◆ **Exercise aim**:
Answer with a number only: how many lines of the data contain "中国内地"?

◆ **Materials provided**:
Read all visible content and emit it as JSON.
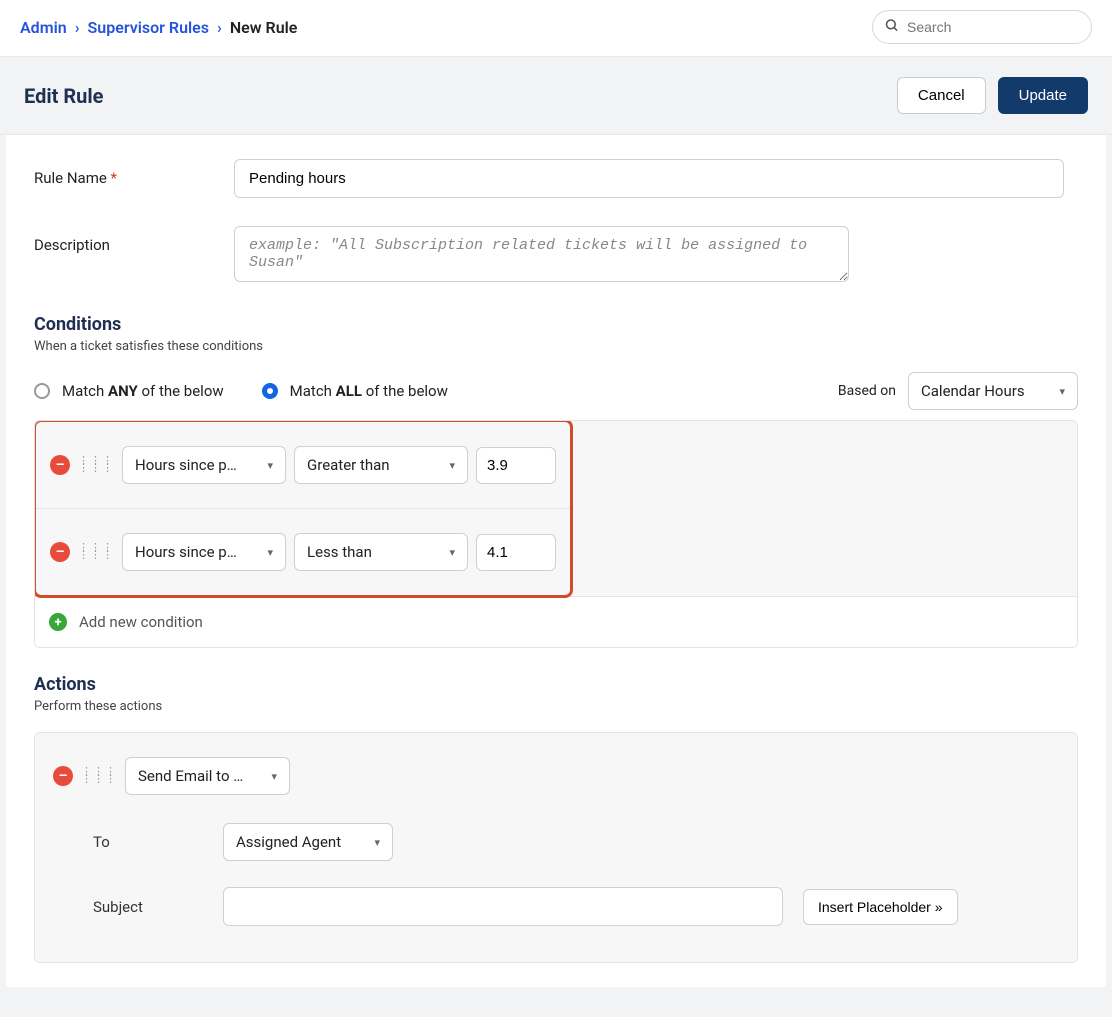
{
  "breadcrumb": {
    "admin": "Admin",
    "rules": "Supervisor Rules",
    "current": "New Rule"
  },
  "search": {
    "placeholder": "Search"
  },
  "header": {
    "title": "Edit Rule",
    "cancel": "Cancel",
    "update": "Update"
  },
  "form": {
    "ruleNameLabel": "Rule Name",
    "ruleNameValue": "Pending hours",
    "descLabel": "Description",
    "descPlaceholder": "example: \"All Subscription related tickets will be assigned to Susan\""
  },
  "conditions": {
    "title": "Conditions",
    "subtitle": "When a ticket satisfies these conditions",
    "matchAnyPrefix": "Match ",
    "matchAnyBold": "ANY",
    "matchAnySuffix": " of the below",
    "matchAllPrefix": "Match ",
    "matchAllBold": "ALL",
    "matchAllSuffix": " of the below",
    "basedOnLabel": "Based on",
    "basedOnValue": "Calendar Hours",
    "rows": [
      {
        "field": "Hours since p…",
        "op": "Greater than",
        "val": "3.9"
      },
      {
        "field": "Hours since p…",
        "op": "Less than",
        "val": "4.1"
      }
    ],
    "addNew": "Add new condition"
  },
  "actions": {
    "title": "Actions",
    "subtitle": "Perform these actions",
    "action1": "Send Email to …",
    "toLabel": "To",
    "toValue": "Assigned Agent",
    "subjectLabel": "Subject",
    "subjectValue": "",
    "placeholderBtn": "Insert Placeholder »"
  }
}
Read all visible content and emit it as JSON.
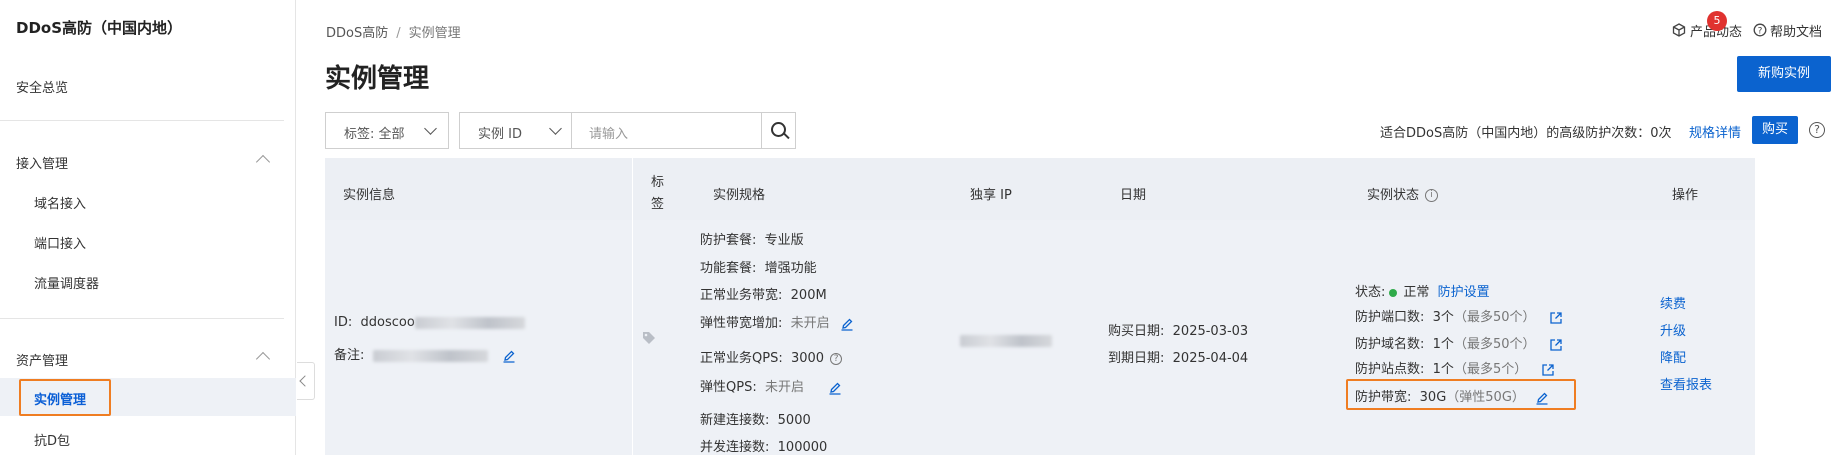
{
  "sidebar": {
    "title": "DDoS高防（中国内地）",
    "overview": "安全总览",
    "groups": [
      {
        "label": "接入管理",
        "items": [
          "域名接入",
          "端口接入",
          "流量调度器"
        ]
      },
      {
        "label": "资产管理",
        "items": [
          "实例管理",
          "抗D包"
        ]
      }
    ],
    "active_item": "实例管理"
  },
  "header": {
    "breadcrumb": [
      "DDoS高防",
      "实例管理"
    ],
    "title": "实例管理",
    "product_news": "产品动态",
    "news_badge": "5",
    "help_docs": "帮助文档",
    "new_button": "新购实例"
  },
  "filters": {
    "tag_select": "标签: 全部",
    "field_select": "实例 ID",
    "search_placeholder": "请输入",
    "quota_text": "适合DDoS高防（中国内地）的高级防护次数：0次",
    "quota_link": "规格详情",
    "buy_button": "购买"
  },
  "table": {
    "headers": [
      "实例信息",
      "标签",
      "实例规格",
      "独享 IP",
      "日期",
      "实例状态",
      "操作"
    ],
    "row": {
      "id_label": "ID:",
      "id_prefix": "ddoscoo",
      "note_label": "备注:",
      "spec": {
        "package_label": "防护套餐:",
        "package": "专业版",
        "feature_label": "功能套餐:",
        "feature": "增强功能",
        "bandwidth_label": "正常业务带宽:",
        "bandwidth": "200M",
        "elastic_label": "弹性带宽增加:",
        "elastic": "未开启",
        "qps_label": "正常业务QPS:",
        "qps": "3000",
        "elastic_qps_label": "弹性QPS:",
        "elastic_qps": "未开启",
        "new_conn_label": "新建连接数:",
        "new_conn": "5000",
        "concurrent_label": "并发连接数:",
        "concurrent": "100000"
      },
      "dates": {
        "buy_label": "购买日期:",
        "buy_date": "2025-03-03",
        "expire_label": "到期日期:",
        "expire_date": "2025-04-04"
      },
      "status": {
        "state_label": "状态:",
        "state": "正常",
        "state_link": "防护设置",
        "ports_label": "防护端口数:",
        "ports": "3个",
        "ports_max": "（最多50个）",
        "domains_label": "防护域名数:",
        "domains": "1个",
        "domains_max": "（最多50个）",
        "sites_label": "防护站点数:",
        "sites": "1个",
        "sites_max": "（最多5个）",
        "bw_label": "防护带宽:",
        "bw": "30G",
        "bw_elastic": "（弹性50G）"
      },
      "actions": [
        "续费",
        "升级",
        "降配",
        "查看报表"
      ]
    }
  },
  "colors": {
    "accent": "#0b63cf",
    "highlight": "#ef7d22",
    "ok": "#2fab4a",
    "badge": "#e0322f"
  }
}
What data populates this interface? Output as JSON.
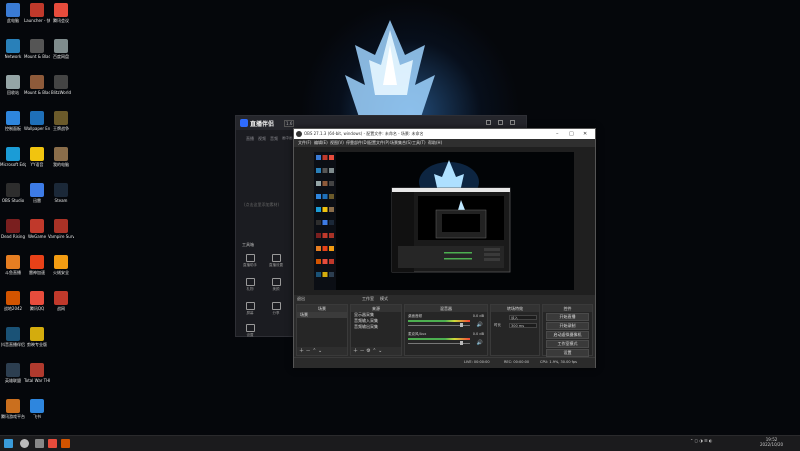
{
  "desktop_icons": [
    {
      "label": "此电脑",
      "color": "#3a7bd5"
    },
    {
      "label": "Launcher - 快捷方式",
      "color": "#c0392b"
    },
    {
      "label": "腾讯会议",
      "color": "#e74c3c"
    },
    {
      "label": "Network",
      "color": "#2980b9"
    },
    {
      "label": "Mount & Blade II ...",
      "color": "#555555"
    },
    {
      "label": "百度网盘",
      "color": "#7f8c8d"
    },
    {
      "label": "回收站",
      "color": "#95a5a6"
    },
    {
      "label": "Mount & Blade ...",
      "color": "#8e5a3a"
    },
    {
      "label": "BlitzWorld",
      "color": "#444444"
    },
    {
      "label": "控制面板",
      "color": "#2e86de"
    },
    {
      "label": "Wallpaper Engine",
      "color": "#1e6fb8"
    },
    {
      "label": "王牌战争",
      "color": "#6b5a2a"
    },
    {
      "label": "Microsoft Edge",
      "color": "#1b9cd6"
    },
    {
      "label": "YY语音",
      "color": "#f1c40f"
    },
    {
      "label": "我的电脑",
      "color": "#8a6d4a"
    },
    {
      "label": "OBS Studio",
      "color": "#2d2d2d"
    },
    {
      "label": "迅雷",
      "color": "#3d7be6"
    },
    {
      "label": "Steam",
      "color": "#1b2838"
    },
    {
      "label": "Dead Rising",
      "color": "#7a1f1f"
    },
    {
      "label": "WeGame",
      "color": "#c0392b"
    },
    {
      "label": "Vampire Survivors",
      "color": "#a93226"
    },
    {
      "label": "斗鱼直播",
      "color": "#e67e22"
    },
    {
      "label": "雷神加速",
      "color": "#e84118"
    },
    {
      "label": "火绒安全",
      "color": "#f39c12"
    },
    {
      "label": "战地2042",
      "color": "#d35400"
    },
    {
      "label": "腾讯QQ",
      "color": "#e74c3c"
    },
    {
      "label": "战网",
      "color": "#c0392b"
    },
    {
      "label": "抖音直播伴侣",
      "color": "#1a5276"
    },
    {
      "label": "剪映专业版",
      "color": "#d4ac0d"
    },
    {
      "label": "英雄联盟",
      "color": "#2c3e50"
    },
    {
      "label": "Total War THREE KI...",
      "color": "#b03a2e"
    },
    {
      "label": "腾讯游戏平台",
      "color": "#ca6f1e"
    },
    {
      "label": "飞书",
      "color": "#2e86de"
    }
  ],
  "taskbar": {
    "time": "19:52",
    "date": "2022/10/20",
    "pinned": [
      {
        "name": "windows-start-icon",
        "color": "#3a9bd9"
      },
      {
        "name": "search-icon",
        "color": "#bbbbbb"
      },
      {
        "name": "obs-taskbar-icon",
        "color": "#888888"
      },
      {
        "name": "douyin-taskbar-icon",
        "color": "#e74c3c"
      },
      {
        "name": "wegame-taskbar-icon",
        "color": "#d35400"
      }
    ]
  },
  "zb": {
    "app_name": "直播伴侣",
    "version": "1.6",
    "tabs": [
      "直播",
      "视频",
      "音频",
      "画中画"
    ],
    "tip": "(点击这里添加素材)",
    "tools_title": "工具箱",
    "tools": [
      "直播助手",
      "直播设置",
      "礼物",
      "美颜",
      "屏幕",
      "分享",
      "设置"
    ],
    "bottom_label": "开播"
  },
  "obs": {
    "title": "OBS 27.1.3 (64-bit, windows) - 配置文件: 未命名 - 场景: 未命名",
    "menu": [
      "文件(F)",
      "编辑(E)",
      "视图(V)",
      "停靠部件(D)",
      "配置文件(P)",
      "场景集合(S)",
      "工具(T)",
      "帮助(H)"
    ],
    "mode_label": "退出",
    "mode_buttons": [
      "工作室",
      "模式"
    ],
    "docks": {
      "scenes": {
        "header": "场景",
        "items": [
          "场景"
        ]
      },
      "sources": {
        "header": "来源",
        "items": [
          "显示器采集",
          "音频输入采集",
          "音频输出采集"
        ]
      },
      "mixer": {
        "header": "混音器",
        "channels": [
          {
            "name": "桌面音频",
            "db": "0.0 dB",
            "level": 0.85
          },
          {
            "name": "麦克风/Aux",
            "db": "0.0 dB",
            "level": 0.85
          }
        ]
      },
      "transitions": {
        "header": "转场特效",
        "effect_label": "淡入",
        "duration_label": "时长",
        "duration_value": "300 ms"
      },
      "controls": {
        "header": "控件",
        "buttons": [
          "开始直播",
          "开始录制",
          "启动虚拟摄像机",
          "工作室模式",
          "设置",
          "退出"
        ]
      }
    },
    "status": {
      "live": "LIVE: 00:00:00",
      "rec": "REC: 00:00:00",
      "cpu": "CPU: 1.9%, 30.00 fps"
    }
  }
}
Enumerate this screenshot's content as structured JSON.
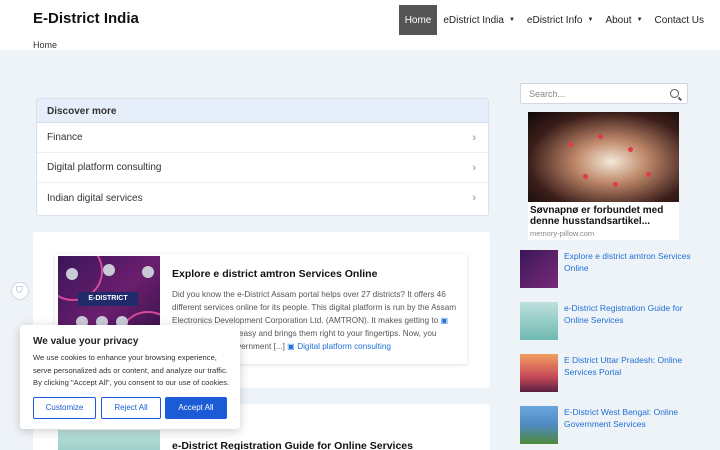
{
  "site": {
    "title": "E-District India"
  },
  "nav": {
    "items": [
      {
        "label": "Home",
        "active": true,
        "caret": false
      },
      {
        "label": "eDistrict India",
        "active": false,
        "caret": true
      },
      {
        "label": "eDistrict Info",
        "active": false,
        "caret": true
      },
      {
        "label": "About",
        "active": false,
        "caret": true
      },
      {
        "label": "Contact Us",
        "active": false,
        "caret": false
      }
    ]
  },
  "breadcrumb": "Home",
  "discover": {
    "heading": "Discover more",
    "items": [
      "Finance",
      "Digital platform consulting",
      "Indian digital services"
    ]
  },
  "post1": {
    "thumb_label": "E-DISTRICT",
    "title": "Explore e district amtron Services Online",
    "excerpt": "Did you know the e-District Assam portal helps over 27 districts? It offers 46 different services online for its people. This digital platform is run by the Assam Electronics Development Corporation Ltd. (AMTRON). It makes getting to",
    "excerpt2": "es easy and brings them right to your fingertips. Now, you",
    "excerpt3": "government [...]",
    "tag": "Digital platform consulting"
  },
  "post2": {
    "title": "e-District Registration Guide for Online Services"
  },
  "search": {
    "placeholder": "Search..."
  },
  "ad": {
    "headline": "Søvnapnø er forbundet med denne husstandsartikel...",
    "source": "memory-pillow.com"
  },
  "sidebar_posts": [
    {
      "title": "Explore e district amtron Services Online",
      "thumb_color": "#4a1f66"
    },
    {
      "title": "e-District Registration Guide for Online Services",
      "thumb_color": "#6fb9b0"
    },
    {
      "title": "E District Uttar Pradesh: Online Services Portal",
      "thumb_color": "#c64a5a"
    },
    {
      "title": "E-District West Bengal: Online Government Services",
      "thumb_color": "#4f8bc2"
    }
  ],
  "cookie": {
    "title": "We value your privacy",
    "text": "We use cookies to enhance your browsing experience, serve personalized ads or content, and analyze our traffic. By clicking \"Accept All\", you consent to our use of cookies.",
    "customize": "Customize",
    "reject": "Reject All",
    "accept": "Accept All"
  },
  "colors": {
    "accent": "#1c5bd6",
    "link": "#1f6fd6",
    "nav_active": "#555555"
  }
}
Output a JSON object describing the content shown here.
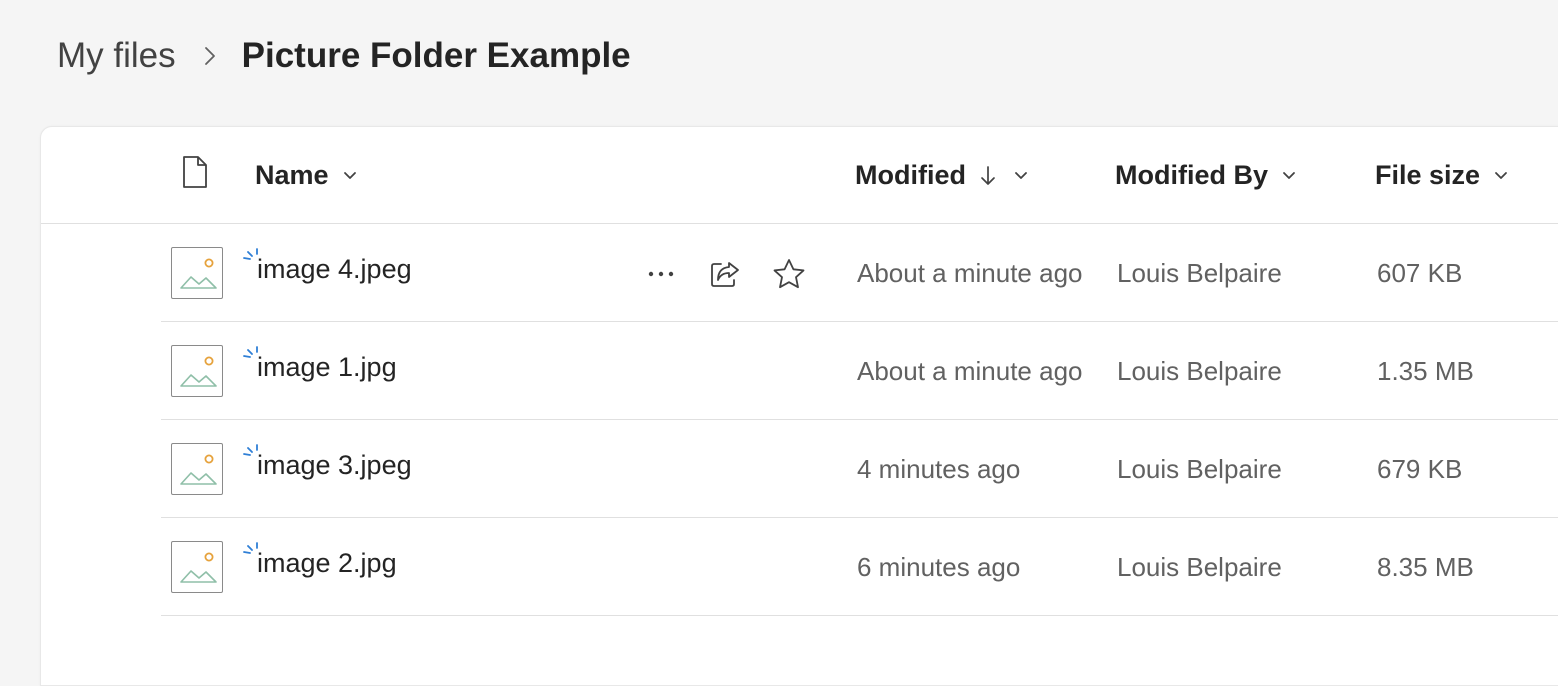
{
  "breadcrumb": {
    "root": "My files",
    "current": "Picture Folder Example"
  },
  "columns": {
    "name": "Name",
    "modified": "Modified",
    "modified_by": "Modified By",
    "file_size": "File size"
  },
  "files": [
    {
      "name": "image 4.jpeg",
      "modified": "About a minute ago",
      "modified_by": "Louis Belpaire",
      "size": "607 KB"
    },
    {
      "name": "image 1.jpg",
      "modified": "About a minute ago",
      "modified_by": "Louis Belpaire",
      "size": "1.35 MB"
    },
    {
      "name": "image 3.jpeg",
      "modified": "4 minutes ago",
      "modified_by": "Louis Belpaire",
      "size": "679 KB"
    },
    {
      "name": "image 2.jpg",
      "modified": "6 minutes ago",
      "modified_by": "Louis Belpaire",
      "size": "8.35 MB"
    }
  ],
  "colors": {
    "new_indicator": "#2f7fd6",
    "thumb_sun": "#e6a23c",
    "thumb_mountain": "#8fbfa8"
  }
}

◆ **Task result**:
2